* [OBJECTIVE]:
Omit every image, and transcribe the remaining entries exactly as given.

* [DATA TO PROCESS]:
+++

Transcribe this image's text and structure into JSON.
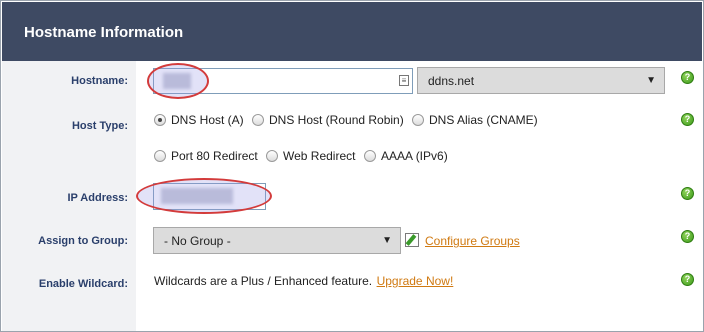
{
  "header": {
    "title": "Hostname Information"
  },
  "labels": {
    "hostname": "Hostname:",
    "host_type": "Host Type:",
    "ip_address": "IP Address:",
    "assign_group": "Assign to Group:",
    "enable_wildcard": "Enable Wildcard:"
  },
  "hostname": {
    "value": "",
    "domain": "ddns.net"
  },
  "host_type": {
    "options": [
      "DNS Host (A)",
      "DNS Host (Round Robin)",
      "DNS Alias (CNAME)",
      "Port 80 Redirect",
      "Web Redirect",
      "AAAA (IPv6)"
    ],
    "selected": "DNS Host (A)"
  },
  "ip_address": {
    "value": ""
  },
  "group": {
    "selected": "- No Group -",
    "configure_label": "Configure Groups"
  },
  "wildcard": {
    "text": "Wildcards are a Plus / Enhanced feature.",
    "upgrade_label": "Upgrade Now!"
  },
  "help": {
    "glyph": "?"
  },
  "colors": {
    "header_bg": "#3e4a63",
    "label_text": "#2a3f6b",
    "link": "#d07a12",
    "annotation": "#d33b3b"
  }
}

+++

* [RESULT]:
Transcribe this image's text and structure into JSON.
{
  "header": {
    "title": "Hostname Information"
  },
  "labels": {
    "hostname": "Hostname:",
    "host_type": "Host Type:",
    "ip_address": "IP Address:",
    "assign_group": "Assign to Group:",
    "enable_wildcard": "Enable Wildcard:"
  },
  "hostname": {
    "value": "",
    "domain": "ddns.net"
  },
  "host_type": {
    "options": [
      "DNS Host (A)",
      "DNS Host (Round Robin)",
      "DNS Alias (CNAME)",
      "Port 80 Redirect",
      "Web Redirect",
      "AAAA (IPv6)"
    ],
    "selected": "DNS Host (A)"
  },
  "ip_address": {
    "value": ""
  },
  "group": {
    "selected": "- No Group -",
    "configure_label": "Configure Groups"
  },
  "wildcard": {
    "text": "Wildcards are a Plus / Enhanced feature.",
    "upgrade_label": "Upgrade Now!"
  },
  "help": {
    "glyph": "?"
  },
  "colors": {
    "header_bg": "#3e4a63",
    "label_text": "#2a3f6b",
    "link": "#d07a12",
    "annotation": "#d33b3b"
  }
}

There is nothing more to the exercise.